Chart and figure data:
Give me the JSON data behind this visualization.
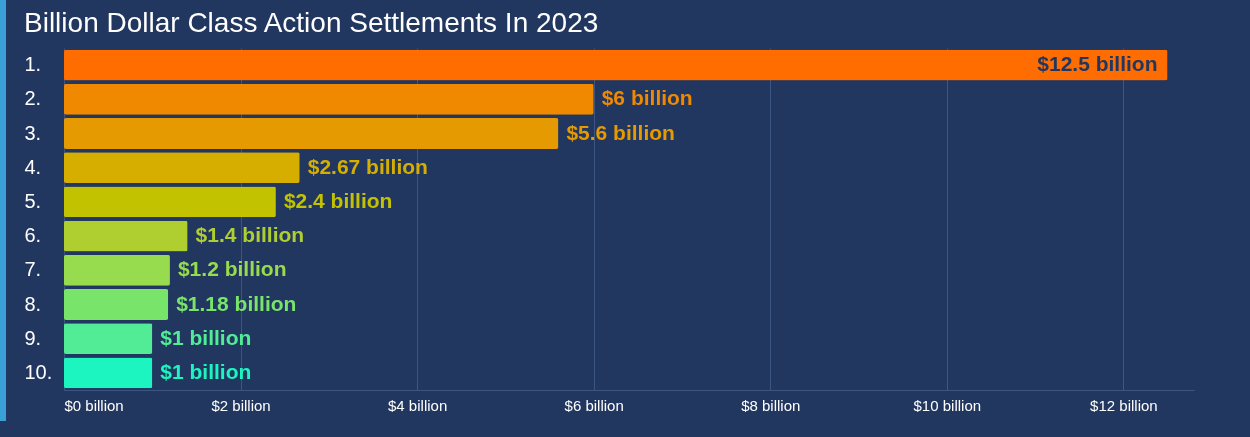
{
  "chart_data": {
    "type": "bar",
    "orientation": "horizontal",
    "title": "Billion Dollar Class Action Settlements In 2023",
    "categories": [
      "1.",
      "2.",
      "3.",
      "4.",
      "5.",
      "6.",
      "7.",
      "8.",
      "9.",
      "10."
    ],
    "values": [
      12.5,
      6,
      5.6,
      2.67,
      2.4,
      1.4,
      1.2,
      1.18,
      1,
      1
    ],
    "colors": [
      "#ff6c00",
      "#f08800",
      "#e49a00",
      "#d6ae00",
      "#c2c200",
      "#afce30",
      "#96dc4e",
      "#78e46a",
      "#52ec96",
      "#1cf5c0"
    ],
    "value_labels": [
      "$12.5 billion",
      "$6 billion",
      "$5.6 billion",
      "$2.67 billion",
      "$2.4 billion",
      "$1.4 billion",
      "$1.2 billion",
      "$1.18 billion",
      "$1 billion",
      "$1 billion"
    ],
    "xlim": [
      0,
      12.8
    ],
    "xticks": [
      {
        "value": 0,
        "label": "$0 billion"
      },
      {
        "value": 2,
        "label": "$2 billion"
      },
      {
        "value": 4,
        "label": "$4 billion"
      },
      {
        "value": 6,
        "label": "$6 billion"
      },
      {
        "value": 8,
        "label": "$8 billion"
      },
      {
        "value": 10,
        "label": "$10 billion"
      },
      {
        "value": 12,
        "label": "$12 billion"
      }
    ],
    "grid": "x"
  }
}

§ **What you have to do**
Each entry gets copied exactly; the pictures stay out.

§ **Solution for this exercise**
Give me the JSON data behind this visualization.
{
  "chart_data": {
    "type": "bar",
    "orientation": "horizontal",
    "title": "Billion Dollar Class Action Settlements In 2023",
    "categories": [
      "1.",
      "2.",
      "3.",
      "4.",
      "5.",
      "6.",
      "7.",
      "8.",
      "9.",
      "10."
    ],
    "values": [
      12.5,
      6,
      5.6,
      2.67,
      2.4,
      1.4,
      1.2,
      1.18,
      1,
      1
    ],
    "colors": [
      "#ff6c00",
      "#f08800",
      "#e49a00",
      "#d6ae00",
      "#c2c200",
      "#afce30",
      "#96dc4e",
      "#78e46a",
      "#52ec96",
      "#1cf5c0"
    ],
    "value_labels": [
      "$12.5 billion",
      "$6 billion",
      "$5.6 billion",
      "$2.67 billion",
      "$2.4 billion",
      "$1.4 billion",
      "$1.2 billion",
      "$1.18 billion",
      "$1 billion",
      "$1 billion"
    ],
    "xlim": [
      0,
      12.8
    ],
    "xticks": [
      {
        "value": 0,
        "label": "$0 billion"
      },
      {
        "value": 2,
        "label": "$2 billion"
      },
      {
        "value": 4,
        "label": "$4 billion"
      },
      {
        "value": 6,
        "label": "$6 billion"
      },
      {
        "value": 8,
        "label": "$8 billion"
      },
      {
        "value": 10,
        "label": "$10 billion"
      },
      {
        "value": 12,
        "label": "$12 billion"
      }
    ],
    "grid": "x"
  }
}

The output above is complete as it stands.